Items from a data source:

#####

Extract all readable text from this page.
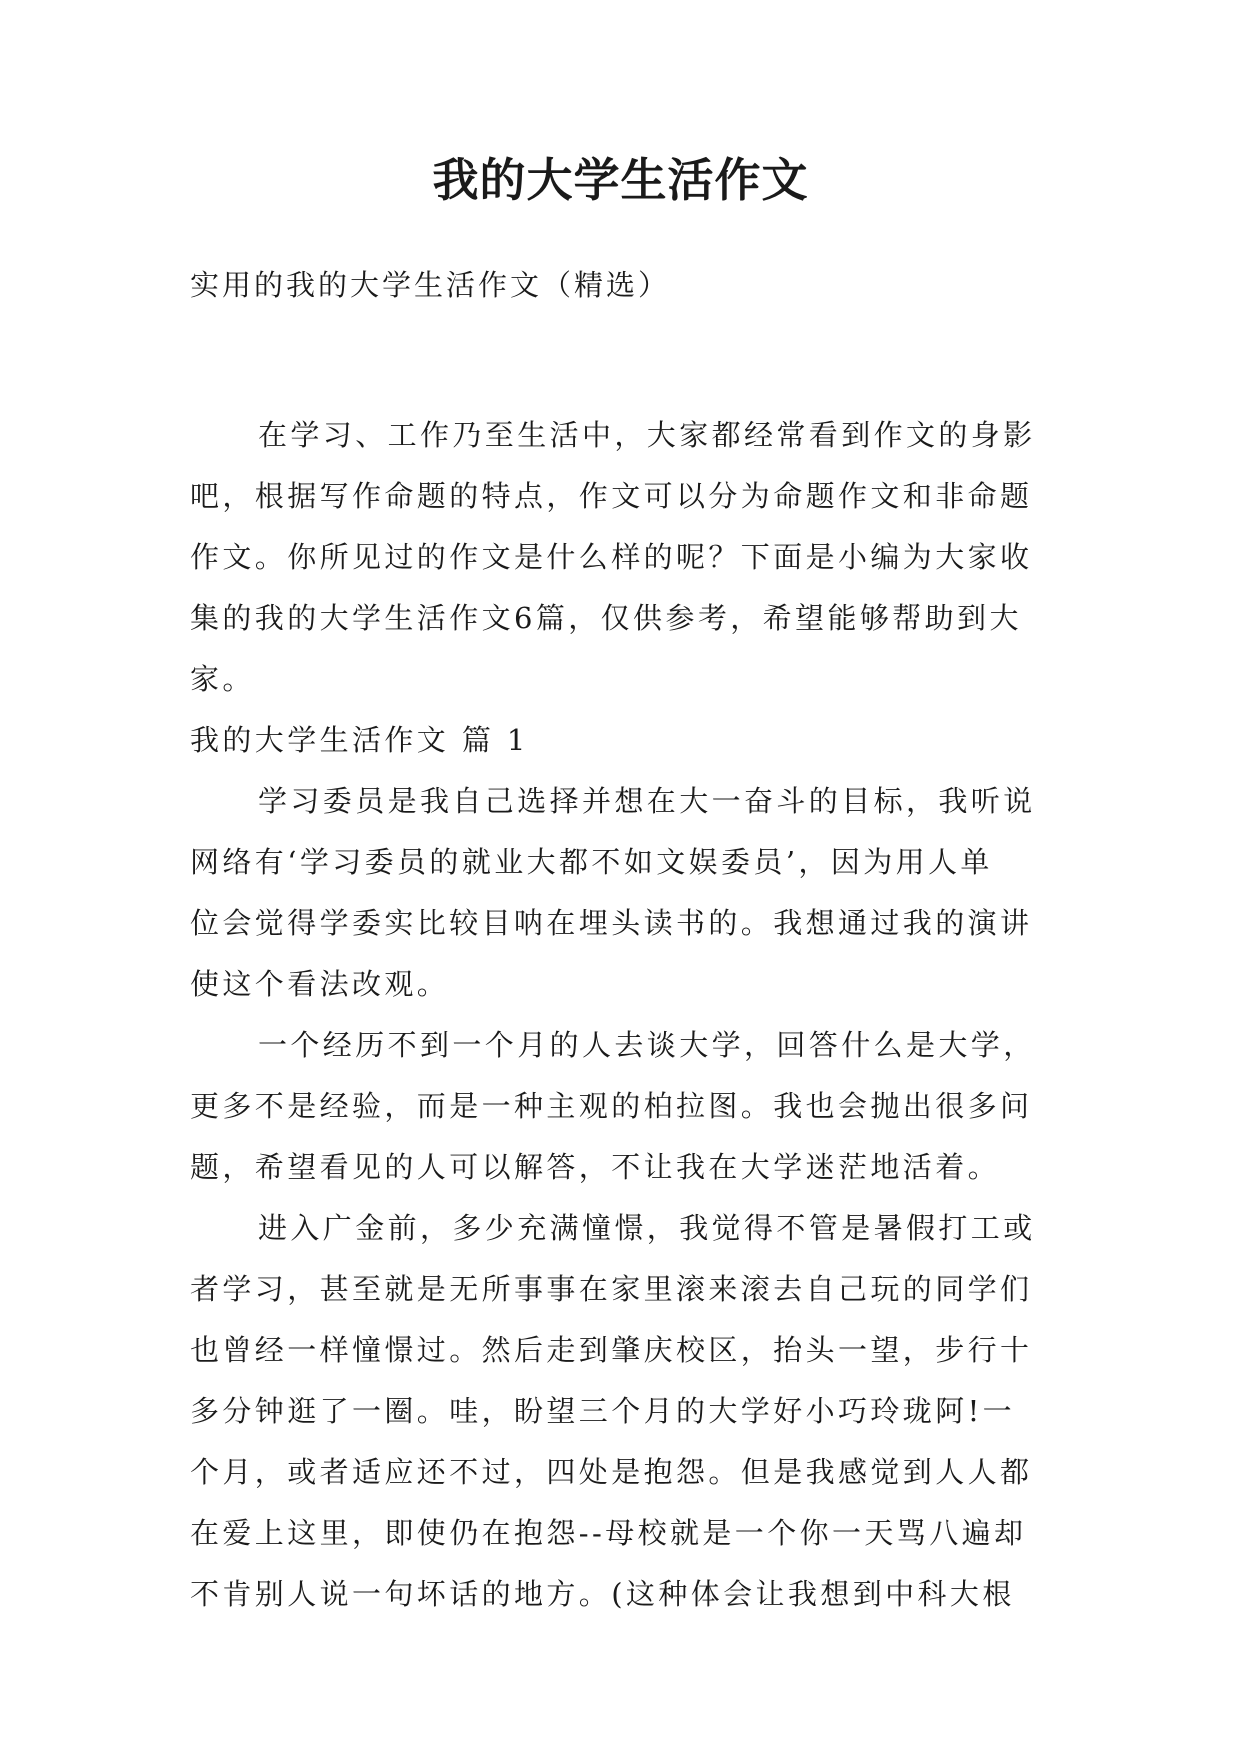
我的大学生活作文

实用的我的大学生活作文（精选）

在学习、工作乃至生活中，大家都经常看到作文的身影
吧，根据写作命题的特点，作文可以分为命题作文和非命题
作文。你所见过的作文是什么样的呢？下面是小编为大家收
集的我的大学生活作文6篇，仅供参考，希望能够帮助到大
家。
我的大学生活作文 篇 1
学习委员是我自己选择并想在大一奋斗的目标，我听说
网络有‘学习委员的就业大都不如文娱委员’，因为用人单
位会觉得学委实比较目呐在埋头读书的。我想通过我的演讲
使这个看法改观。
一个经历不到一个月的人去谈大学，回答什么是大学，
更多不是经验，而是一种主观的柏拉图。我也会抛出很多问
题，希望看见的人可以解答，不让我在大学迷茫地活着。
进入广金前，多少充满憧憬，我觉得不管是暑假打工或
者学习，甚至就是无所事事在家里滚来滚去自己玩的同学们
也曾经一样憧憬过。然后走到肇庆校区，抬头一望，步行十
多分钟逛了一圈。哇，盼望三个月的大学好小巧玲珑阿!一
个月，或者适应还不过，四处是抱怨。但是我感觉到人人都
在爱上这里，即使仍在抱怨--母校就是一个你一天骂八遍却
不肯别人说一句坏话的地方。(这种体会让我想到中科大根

#####

Quote each entry above verbatim and drop the pictures.

Finished exercise:
Extract all readable text from this page.
我的大学生活作文

实用的我的大学生活作文（精选）

在学习、工作乃至生活中，大家都经常看到作文的身影
吧，根据写作命题的特点，作文可以分为命题作文和非命题
作文。你所见过的作文是什么样的呢？下面是小编为大家收
集的我的大学生活作文6篇，仅供参考，希望能够帮助到大
家。
我的大学生活作文 篇 1
学习委员是我自己选择并想在大一奋斗的目标，我听说
网络有‘学习委员的就业大都不如文娱委员’，因为用人单
位会觉得学委实比较目呐在埋头读书的。我想通过我的演讲
使这个看法改观。
一个经历不到一个月的人去谈大学，回答什么是大学，
更多不是经验，而是一种主观的柏拉图。我也会抛出很多问
题，希望看见的人可以解答，不让我在大学迷茫地活着。
进入广金前，多少充满憧憬，我觉得不管是暑假打工或
者学习，甚至就是无所事事在家里滚来滚去自己玩的同学们
也曾经一样憧憬过。然后走到肇庆校区，抬头一望，步行十
多分钟逛了一圈。哇，盼望三个月的大学好小巧玲珑阿!一
个月，或者适应还不过，四处是抱怨。但是我感觉到人人都
在爱上这里，即使仍在抱怨--母校就是一个你一天骂八遍却
不肯别人说一句坏话的地方。(这种体会让我想到中科大根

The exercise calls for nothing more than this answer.